Lines of data
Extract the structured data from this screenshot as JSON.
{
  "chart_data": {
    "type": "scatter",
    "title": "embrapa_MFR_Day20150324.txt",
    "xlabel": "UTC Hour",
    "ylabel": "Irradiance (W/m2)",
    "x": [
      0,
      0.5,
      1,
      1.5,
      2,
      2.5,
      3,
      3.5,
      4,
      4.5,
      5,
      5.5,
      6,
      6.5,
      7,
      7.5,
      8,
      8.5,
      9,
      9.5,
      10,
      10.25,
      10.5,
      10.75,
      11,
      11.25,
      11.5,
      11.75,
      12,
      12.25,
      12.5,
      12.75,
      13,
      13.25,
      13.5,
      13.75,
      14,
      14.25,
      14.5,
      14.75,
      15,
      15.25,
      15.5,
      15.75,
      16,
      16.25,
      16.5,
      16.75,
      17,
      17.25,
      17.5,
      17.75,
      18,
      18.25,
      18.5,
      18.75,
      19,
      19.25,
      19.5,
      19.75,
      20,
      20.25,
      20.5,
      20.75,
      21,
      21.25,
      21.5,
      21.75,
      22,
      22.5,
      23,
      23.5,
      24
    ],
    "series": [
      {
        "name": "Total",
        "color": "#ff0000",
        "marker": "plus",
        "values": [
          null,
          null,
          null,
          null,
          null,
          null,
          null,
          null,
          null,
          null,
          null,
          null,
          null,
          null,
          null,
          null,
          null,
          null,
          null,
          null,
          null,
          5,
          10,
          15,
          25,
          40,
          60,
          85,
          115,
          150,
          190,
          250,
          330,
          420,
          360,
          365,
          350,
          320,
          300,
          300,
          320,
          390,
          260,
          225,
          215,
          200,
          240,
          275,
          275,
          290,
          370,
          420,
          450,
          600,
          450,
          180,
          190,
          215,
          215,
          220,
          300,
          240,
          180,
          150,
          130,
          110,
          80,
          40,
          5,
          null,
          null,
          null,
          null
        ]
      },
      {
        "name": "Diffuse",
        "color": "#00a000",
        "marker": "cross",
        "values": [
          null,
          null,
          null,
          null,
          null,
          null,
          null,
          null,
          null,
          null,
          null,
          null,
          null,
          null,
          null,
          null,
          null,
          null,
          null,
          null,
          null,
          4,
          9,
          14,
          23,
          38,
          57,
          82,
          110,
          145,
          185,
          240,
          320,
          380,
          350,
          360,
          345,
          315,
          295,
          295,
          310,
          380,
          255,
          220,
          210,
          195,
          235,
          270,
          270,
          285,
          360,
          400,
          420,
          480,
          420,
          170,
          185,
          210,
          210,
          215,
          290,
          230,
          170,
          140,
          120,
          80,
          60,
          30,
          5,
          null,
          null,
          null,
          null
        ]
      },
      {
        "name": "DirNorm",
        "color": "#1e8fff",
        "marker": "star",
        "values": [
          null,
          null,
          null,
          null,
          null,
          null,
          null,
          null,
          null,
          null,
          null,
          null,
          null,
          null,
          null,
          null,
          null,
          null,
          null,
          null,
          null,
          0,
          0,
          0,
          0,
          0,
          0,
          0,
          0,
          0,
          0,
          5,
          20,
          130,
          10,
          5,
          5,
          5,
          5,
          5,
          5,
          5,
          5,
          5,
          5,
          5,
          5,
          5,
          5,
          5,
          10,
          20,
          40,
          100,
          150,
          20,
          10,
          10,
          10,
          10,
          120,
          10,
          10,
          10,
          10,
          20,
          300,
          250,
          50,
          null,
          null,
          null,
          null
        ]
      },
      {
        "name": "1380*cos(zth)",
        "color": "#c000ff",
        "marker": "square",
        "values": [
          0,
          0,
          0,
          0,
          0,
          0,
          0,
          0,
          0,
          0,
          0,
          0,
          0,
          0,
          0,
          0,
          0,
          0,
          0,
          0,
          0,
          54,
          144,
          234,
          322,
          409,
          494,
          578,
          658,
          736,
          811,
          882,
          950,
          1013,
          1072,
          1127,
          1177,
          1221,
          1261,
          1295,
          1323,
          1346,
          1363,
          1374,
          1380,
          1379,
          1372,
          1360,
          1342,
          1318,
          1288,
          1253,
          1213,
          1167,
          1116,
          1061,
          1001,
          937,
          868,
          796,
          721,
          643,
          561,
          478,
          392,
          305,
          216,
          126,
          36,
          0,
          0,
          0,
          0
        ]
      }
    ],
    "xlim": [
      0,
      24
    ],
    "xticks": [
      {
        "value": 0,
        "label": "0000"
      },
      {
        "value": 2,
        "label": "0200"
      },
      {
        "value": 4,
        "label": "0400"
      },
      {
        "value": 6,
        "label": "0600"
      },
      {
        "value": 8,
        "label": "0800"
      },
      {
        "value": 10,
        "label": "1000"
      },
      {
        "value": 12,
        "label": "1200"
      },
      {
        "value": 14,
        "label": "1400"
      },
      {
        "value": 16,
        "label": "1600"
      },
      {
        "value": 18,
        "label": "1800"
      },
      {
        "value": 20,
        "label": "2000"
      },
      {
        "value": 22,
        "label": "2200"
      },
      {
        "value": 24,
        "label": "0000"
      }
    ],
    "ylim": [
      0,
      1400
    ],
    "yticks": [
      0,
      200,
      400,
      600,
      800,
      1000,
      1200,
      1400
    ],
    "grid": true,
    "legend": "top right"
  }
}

EXERCISE DETAILS:
Give every line of the material that includes the string "name".

CORRECT ANSWER:
        "name": "Total",
        "name": "Diffuse",
        "name": "DirNorm",
        "name": "1380*cos(zth)",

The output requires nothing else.